____ ITEMS

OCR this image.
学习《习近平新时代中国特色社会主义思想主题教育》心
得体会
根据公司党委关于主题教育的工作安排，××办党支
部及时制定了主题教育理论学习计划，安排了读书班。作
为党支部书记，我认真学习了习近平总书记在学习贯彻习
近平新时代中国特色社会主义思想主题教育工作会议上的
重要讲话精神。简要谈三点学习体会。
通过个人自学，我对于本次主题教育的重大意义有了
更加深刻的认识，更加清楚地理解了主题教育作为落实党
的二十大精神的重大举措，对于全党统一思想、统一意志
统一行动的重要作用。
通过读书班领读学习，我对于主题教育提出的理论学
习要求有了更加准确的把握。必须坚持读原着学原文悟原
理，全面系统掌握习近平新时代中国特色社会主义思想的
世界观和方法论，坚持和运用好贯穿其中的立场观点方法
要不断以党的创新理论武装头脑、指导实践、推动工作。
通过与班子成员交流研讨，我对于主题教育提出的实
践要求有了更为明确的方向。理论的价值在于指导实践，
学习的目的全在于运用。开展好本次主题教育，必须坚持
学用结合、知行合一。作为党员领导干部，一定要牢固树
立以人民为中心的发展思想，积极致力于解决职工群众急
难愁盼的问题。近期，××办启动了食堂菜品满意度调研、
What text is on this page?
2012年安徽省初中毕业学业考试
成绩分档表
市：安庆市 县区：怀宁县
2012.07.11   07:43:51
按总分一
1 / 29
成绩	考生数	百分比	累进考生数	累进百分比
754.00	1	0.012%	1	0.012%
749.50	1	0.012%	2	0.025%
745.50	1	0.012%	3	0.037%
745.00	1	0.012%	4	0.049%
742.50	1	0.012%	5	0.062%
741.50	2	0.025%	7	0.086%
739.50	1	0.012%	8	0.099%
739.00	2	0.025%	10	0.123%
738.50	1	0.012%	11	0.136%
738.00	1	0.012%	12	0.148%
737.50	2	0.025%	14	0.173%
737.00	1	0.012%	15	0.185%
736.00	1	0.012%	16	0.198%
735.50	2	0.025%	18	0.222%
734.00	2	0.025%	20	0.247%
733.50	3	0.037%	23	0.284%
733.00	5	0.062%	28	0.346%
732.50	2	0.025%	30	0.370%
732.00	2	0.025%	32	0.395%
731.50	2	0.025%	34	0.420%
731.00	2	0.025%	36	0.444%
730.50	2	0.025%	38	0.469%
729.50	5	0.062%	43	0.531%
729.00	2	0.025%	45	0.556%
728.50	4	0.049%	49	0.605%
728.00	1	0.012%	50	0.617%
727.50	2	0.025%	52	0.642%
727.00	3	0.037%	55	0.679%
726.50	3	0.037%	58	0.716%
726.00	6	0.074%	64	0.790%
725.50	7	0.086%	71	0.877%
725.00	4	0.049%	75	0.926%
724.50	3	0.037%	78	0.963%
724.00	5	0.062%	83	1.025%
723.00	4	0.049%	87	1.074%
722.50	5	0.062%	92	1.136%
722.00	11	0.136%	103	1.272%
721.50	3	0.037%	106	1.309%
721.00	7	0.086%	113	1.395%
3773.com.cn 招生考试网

________

◆ WHAT TO WORK ON
Pull out every line in the data above that has the word "this".

◆ RESULT OF THE EXERCISE
OCR this image.
What text is on this page?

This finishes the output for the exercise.